[Figure contents as structured data]
- - -

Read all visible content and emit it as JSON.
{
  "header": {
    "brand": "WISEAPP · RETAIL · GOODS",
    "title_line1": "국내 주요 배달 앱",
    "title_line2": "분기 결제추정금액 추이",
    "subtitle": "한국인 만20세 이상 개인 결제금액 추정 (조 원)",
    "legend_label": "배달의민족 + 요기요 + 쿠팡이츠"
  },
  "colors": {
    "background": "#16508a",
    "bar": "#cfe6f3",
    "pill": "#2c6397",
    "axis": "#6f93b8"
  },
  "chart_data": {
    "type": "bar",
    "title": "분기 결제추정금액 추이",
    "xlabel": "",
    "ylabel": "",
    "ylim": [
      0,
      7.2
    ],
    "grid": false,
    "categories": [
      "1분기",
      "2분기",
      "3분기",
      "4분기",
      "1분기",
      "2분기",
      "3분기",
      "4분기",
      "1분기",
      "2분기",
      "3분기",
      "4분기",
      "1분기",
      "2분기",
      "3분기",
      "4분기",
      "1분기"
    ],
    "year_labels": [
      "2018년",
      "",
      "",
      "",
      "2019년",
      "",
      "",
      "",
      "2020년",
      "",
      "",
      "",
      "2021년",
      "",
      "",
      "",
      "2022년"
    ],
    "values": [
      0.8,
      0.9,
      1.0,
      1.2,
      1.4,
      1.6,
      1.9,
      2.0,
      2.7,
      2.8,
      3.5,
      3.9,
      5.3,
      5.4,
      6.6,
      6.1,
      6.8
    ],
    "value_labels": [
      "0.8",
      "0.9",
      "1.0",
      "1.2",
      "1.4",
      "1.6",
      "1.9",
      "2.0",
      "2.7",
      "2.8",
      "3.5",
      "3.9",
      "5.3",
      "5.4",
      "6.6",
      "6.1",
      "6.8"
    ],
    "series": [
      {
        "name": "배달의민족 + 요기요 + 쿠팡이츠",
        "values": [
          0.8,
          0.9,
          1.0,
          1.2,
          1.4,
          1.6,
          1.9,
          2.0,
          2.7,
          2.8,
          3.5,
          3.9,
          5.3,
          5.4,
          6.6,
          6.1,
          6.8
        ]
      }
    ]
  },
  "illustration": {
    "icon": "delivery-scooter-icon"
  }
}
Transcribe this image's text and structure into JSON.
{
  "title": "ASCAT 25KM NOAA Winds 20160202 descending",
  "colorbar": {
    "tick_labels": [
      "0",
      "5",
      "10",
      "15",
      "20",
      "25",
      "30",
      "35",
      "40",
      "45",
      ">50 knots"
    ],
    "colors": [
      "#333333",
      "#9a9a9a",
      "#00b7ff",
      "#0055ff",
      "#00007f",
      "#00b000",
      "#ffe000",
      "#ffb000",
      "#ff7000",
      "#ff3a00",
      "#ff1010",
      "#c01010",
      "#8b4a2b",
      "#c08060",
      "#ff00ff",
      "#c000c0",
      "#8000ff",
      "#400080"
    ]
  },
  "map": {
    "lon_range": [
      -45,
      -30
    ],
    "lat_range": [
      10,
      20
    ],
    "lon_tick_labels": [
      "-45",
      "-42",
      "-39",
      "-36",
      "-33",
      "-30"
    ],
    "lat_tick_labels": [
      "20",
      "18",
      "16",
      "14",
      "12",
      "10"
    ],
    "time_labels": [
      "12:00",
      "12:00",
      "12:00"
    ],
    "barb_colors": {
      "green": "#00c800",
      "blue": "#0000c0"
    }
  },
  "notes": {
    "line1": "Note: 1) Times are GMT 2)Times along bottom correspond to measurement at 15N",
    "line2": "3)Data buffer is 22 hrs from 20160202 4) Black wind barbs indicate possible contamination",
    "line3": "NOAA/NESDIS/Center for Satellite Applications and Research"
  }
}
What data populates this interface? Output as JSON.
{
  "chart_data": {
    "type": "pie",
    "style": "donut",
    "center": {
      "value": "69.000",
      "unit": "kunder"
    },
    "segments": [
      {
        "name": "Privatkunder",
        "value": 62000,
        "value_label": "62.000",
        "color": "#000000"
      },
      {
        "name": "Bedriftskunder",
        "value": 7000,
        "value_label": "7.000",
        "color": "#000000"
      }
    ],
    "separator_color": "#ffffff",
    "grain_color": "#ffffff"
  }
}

- - -

WHAT TO DO: How many of the lines in the listing above hold the word "name"? Report only that figure.

FINAL RESULT: 3